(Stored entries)
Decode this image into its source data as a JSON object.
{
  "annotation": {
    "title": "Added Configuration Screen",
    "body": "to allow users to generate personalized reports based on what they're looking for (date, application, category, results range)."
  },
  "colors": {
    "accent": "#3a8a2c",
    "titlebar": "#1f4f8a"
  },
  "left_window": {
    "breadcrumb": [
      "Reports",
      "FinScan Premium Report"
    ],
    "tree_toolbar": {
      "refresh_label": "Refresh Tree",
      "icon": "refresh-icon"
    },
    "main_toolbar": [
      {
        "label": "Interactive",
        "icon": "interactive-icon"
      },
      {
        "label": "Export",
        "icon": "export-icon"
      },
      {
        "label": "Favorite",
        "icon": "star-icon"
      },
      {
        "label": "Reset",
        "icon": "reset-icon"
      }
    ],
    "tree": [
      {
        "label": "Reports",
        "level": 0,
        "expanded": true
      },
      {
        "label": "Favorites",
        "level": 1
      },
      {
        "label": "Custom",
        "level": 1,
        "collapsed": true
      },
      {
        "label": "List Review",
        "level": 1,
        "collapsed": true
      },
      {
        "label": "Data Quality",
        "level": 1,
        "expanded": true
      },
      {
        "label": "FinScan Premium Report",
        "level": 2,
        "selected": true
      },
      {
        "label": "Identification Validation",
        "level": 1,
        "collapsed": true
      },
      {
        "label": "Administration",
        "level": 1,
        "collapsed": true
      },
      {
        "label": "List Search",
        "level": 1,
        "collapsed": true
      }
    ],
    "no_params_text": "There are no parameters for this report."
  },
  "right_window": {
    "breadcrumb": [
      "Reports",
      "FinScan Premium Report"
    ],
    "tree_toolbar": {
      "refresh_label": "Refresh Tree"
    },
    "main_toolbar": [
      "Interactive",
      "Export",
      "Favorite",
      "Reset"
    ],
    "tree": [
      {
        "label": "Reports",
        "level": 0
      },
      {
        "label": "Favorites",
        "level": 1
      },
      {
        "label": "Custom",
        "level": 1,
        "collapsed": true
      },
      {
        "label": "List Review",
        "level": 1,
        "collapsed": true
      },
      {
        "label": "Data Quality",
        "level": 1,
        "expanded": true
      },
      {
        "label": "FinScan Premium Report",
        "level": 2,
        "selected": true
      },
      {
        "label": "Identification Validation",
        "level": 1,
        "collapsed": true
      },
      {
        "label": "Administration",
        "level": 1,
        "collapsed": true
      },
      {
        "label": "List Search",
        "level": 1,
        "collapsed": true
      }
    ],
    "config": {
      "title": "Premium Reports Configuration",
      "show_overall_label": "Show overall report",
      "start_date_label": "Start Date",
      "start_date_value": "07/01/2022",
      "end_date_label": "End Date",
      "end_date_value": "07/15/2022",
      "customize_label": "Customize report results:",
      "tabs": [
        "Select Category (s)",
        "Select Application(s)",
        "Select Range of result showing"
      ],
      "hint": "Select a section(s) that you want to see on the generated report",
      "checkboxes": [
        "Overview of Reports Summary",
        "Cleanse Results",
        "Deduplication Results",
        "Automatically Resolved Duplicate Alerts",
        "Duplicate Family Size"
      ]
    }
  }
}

● What this task involves
Using the listing above, reproduce each line without omission.

● Finished task
Decode this image into its source data as a JSON object.
{
  "annotation": {
    "title": "Added Configuration Screen",
    "body": "to allow users to generate personalized reports based on what they're looking for (date, application, category, results range)."
  },
  "colors": {
    "accent": "#3a8a2c",
    "titlebar": "#1f4f8a"
  },
  "left_window": {
    "breadcrumb": [
      "Reports",
      "FinScan Premium Report"
    ],
    "tree_toolbar": {
      "refresh_label": "Refresh Tree",
      "icon": "refresh-icon"
    },
    "main_toolbar": [
      {
        "label": "Interactive",
        "icon": "interactive-icon"
      },
      {
        "label": "Export",
        "icon": "export-icon"
      },
      {
        "label": "Favorite",
        "icon": "star-icon"
      },
      {
        "label": "Reset",
        "icon": "reset-icon"
      }
    ],
    "tree": [
      {
        "label": "Reports",
        "level": 0,
        "expanded": true
      },
      {
        "label": "Favorites",
        "level": 1
      },
      {
        "label": "Custom",
        "level": 1,
        "collapsed": true
      },
      {
        "label": "List Review",
        "level": 1,
        "collapsed": true
      },
      {
        "label": "Data Quality",
        "level": 1,
        "expanded": true
      },
      {
        "label": "FinScan Premium Report",
        "level": 2,
        "selected": true
      },
      {
        "label": "Identification Validation",
        "level": 1,
        "collapsed": true
      },
      {
        "label": "Administration",
        "level": 1,
        "collapsed": true
      },
      {
        "label": "List Search",
        "level": 1,
        "collapsed": true
      }
    ],
    "no_params_text": "There are no parameters for this report."
  },
  "right_window": {
    "breadcrumb": [
      "Reports",
      "FinScan Premium Report"
    ],
    "tree_toolbar": {
      "refresh_label": "Refresh Tree"
    },
    "main_toolbar": [
      "Interactive",
      "Export",
      "Favorite",
      "Reset"
    ],
    "tree": [
      {
        "label": "Reports",
        "level": 0
      },
      {
        "label": "Favorites",
        "level": 1
      },
      {
        "label": "Custom",
        "level": 1,
        "collapsed": true
      },
      {
        "label": "List Review",
        "level": 1,
        "collapsed": true
      },
      {
        "label": "Data Quality",
        "level": 1,
        "expanded": true
      },
      {
        "label": "FinScan Premium Report",
        "level": 2,
        "selected": true
      },
      {
        "label": "Identification Validation",
        "level": 1,
        "collapsed": true
      },
      {
        "label": "Administration",
        "level": 1,
        "collapsed": true
      },
      {
        "label": "List Search",
        "level": 1,
        "collapsed": true
      }
    ],
    "config": {
      "title": "Premium Reports Configuration",
      "show_overall_label": "Show overall report",
      "start_date_label": "Start Date",
      "start_date_value": "07/01/2022",
      "end_date_label": "End Date",
      "end_date_value": "07/15/2022",
      "customize_label": "Customize report results:",
      "tabs": [
        "Select Category (s)",
        "Select Application(s)",
        "Select Range of result showing"
      ],
      "hint": "Select a section(s) that you want to see on the generated report",
      "checkboxes": [
        "Overview of Reports Summary",
        "Cleanse Results",
        "Deduplication Results",
        "Automatically Resolved Duplicate Alerts",
        "Duplicate Family Size"
      ]
    }
  }
}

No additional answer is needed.